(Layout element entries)
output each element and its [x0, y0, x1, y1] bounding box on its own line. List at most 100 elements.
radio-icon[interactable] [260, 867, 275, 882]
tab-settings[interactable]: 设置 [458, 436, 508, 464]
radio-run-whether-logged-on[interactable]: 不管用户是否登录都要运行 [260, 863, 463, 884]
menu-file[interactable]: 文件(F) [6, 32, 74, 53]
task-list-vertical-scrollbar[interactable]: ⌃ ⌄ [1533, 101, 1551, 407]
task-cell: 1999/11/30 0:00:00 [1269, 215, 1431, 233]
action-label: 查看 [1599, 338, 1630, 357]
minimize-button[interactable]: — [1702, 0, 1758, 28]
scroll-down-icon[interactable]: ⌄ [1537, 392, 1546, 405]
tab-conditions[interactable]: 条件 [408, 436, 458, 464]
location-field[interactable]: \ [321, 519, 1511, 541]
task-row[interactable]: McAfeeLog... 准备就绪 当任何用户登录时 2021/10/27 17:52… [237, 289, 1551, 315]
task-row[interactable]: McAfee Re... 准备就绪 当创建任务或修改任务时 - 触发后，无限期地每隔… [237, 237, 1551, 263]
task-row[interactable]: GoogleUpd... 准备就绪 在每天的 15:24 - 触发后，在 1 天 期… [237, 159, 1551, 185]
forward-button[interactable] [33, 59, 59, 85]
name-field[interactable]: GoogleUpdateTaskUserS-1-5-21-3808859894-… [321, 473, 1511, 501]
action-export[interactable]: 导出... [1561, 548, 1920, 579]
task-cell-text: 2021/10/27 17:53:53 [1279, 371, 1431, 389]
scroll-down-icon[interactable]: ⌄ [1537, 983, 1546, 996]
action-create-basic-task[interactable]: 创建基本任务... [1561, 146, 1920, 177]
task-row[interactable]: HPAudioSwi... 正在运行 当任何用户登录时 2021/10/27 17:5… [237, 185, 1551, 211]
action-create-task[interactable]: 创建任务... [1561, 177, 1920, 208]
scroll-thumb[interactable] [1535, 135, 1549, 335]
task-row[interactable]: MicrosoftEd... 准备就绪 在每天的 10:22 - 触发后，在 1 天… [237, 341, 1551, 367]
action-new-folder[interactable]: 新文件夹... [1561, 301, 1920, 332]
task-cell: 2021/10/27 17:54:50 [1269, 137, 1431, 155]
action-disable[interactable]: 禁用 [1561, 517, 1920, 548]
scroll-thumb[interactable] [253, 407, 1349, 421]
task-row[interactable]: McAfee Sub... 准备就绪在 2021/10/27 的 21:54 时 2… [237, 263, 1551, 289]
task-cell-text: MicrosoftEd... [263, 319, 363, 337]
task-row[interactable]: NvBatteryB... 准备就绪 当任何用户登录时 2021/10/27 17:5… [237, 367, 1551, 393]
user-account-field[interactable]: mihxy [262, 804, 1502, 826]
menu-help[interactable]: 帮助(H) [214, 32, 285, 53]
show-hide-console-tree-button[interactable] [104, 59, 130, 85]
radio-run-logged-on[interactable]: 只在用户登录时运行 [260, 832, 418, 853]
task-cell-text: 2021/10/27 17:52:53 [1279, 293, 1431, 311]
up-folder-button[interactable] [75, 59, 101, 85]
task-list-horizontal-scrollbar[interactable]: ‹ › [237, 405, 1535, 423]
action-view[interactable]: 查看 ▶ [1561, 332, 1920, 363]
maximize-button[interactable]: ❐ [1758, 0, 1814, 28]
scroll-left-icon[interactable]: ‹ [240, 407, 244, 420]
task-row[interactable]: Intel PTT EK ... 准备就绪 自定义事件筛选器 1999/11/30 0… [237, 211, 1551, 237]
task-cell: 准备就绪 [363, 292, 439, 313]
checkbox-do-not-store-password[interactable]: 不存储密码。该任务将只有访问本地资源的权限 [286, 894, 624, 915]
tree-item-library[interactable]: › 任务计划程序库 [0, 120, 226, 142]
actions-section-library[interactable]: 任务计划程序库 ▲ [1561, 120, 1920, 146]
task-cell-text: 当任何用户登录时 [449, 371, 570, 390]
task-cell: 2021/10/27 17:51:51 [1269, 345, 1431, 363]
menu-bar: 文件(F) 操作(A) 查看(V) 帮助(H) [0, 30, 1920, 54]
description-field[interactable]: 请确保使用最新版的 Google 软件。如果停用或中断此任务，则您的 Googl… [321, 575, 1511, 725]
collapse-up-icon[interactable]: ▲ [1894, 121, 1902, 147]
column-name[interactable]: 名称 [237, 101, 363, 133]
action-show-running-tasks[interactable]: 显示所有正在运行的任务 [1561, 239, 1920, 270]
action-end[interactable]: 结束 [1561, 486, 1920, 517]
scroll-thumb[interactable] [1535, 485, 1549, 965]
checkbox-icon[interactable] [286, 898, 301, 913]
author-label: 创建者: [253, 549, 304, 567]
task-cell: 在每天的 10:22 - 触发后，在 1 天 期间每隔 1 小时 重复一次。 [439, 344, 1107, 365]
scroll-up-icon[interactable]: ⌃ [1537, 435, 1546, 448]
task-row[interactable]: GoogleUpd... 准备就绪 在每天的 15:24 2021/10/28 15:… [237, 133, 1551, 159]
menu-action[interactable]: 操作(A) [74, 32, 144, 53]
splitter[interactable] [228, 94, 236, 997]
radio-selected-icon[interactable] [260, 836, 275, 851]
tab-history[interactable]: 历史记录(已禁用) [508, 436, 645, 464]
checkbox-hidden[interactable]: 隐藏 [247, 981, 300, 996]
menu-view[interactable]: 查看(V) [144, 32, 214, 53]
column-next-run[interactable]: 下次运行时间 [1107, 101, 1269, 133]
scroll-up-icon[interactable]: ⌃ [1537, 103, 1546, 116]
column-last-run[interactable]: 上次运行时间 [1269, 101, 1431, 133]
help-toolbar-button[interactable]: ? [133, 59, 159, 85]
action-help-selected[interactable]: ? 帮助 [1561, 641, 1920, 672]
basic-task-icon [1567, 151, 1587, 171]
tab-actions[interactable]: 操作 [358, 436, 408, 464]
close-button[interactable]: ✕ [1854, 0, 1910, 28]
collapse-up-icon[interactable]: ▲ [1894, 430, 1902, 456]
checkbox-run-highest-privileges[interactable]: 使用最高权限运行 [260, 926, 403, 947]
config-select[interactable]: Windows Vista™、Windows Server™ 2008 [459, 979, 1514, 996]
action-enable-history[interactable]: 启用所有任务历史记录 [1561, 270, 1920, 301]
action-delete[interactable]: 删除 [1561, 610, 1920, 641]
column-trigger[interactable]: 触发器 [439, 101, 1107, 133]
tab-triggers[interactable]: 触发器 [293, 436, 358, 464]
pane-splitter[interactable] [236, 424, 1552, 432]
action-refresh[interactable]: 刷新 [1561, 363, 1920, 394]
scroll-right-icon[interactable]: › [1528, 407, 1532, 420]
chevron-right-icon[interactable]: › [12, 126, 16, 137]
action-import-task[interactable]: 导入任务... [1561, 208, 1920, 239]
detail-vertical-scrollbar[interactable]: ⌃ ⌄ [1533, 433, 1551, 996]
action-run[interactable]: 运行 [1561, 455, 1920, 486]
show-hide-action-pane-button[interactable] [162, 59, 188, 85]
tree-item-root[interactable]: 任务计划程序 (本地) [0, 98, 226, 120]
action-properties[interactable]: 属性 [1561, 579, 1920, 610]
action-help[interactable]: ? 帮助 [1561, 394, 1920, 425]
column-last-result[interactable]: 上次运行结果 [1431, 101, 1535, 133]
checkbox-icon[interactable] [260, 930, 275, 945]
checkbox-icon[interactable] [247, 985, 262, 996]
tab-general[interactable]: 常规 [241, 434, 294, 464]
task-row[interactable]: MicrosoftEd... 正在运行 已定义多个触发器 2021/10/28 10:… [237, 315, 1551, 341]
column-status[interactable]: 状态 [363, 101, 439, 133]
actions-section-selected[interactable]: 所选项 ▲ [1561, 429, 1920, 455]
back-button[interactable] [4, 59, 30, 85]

### EXERCISE BRIEF
Write the listing from its first line through the line containing "task-row[interactable]: McAfee Re..." as a numbered list, with blank lines omitted.

### ANSWER TO THIS EXERCISE
1. output each element and its [x0, y0, x1, y1] bounding box on its own line. List at most 100 elements.
2. radio-icon[interactable] [260, 867, 275, 882]
3. tab-settings[interactable]: 设置 [458, 436, 508, 464]
4. radio-run-whether-logged-on[interactable]: 不管用户是否登录都要运行 [260, 863, 463, 884]
5. menu-file[interactable]: 文件(F) [6, 32, 74, 53]
6. task-list-vertical-scrollbar[interactable]: ⌃ ⌄ [1533, 101, 1551, 407]
7. task-cell: 1999/11/30 0:00:00 [1269, 215, 1431, 233]
8. action-label: 查看 [1599, 338, 1630, 357]
9. minimize-button[interactable]: — [1702, 0, 1758, 28]
10. scroll-down-icon[interactable]: ⌄ [1537, 392, 1546, 405]
11. tab-conditions[interactable]: 条件 [408, 436, 458, 464]
12. location-field[interactable]: \ [321, 519, 1511, 541]
13. task-row[interactable]: McAfeeLog... 准备就绪 当任何用户登录时 2021/10/27 17:52… [237, 289, 1551, 315]
14. task-row[interactable]: McAfee Re... 准备就绪 当创建任务或修改任务时 - 触发后，无限期地每隔… [237, 237, 1551, 263]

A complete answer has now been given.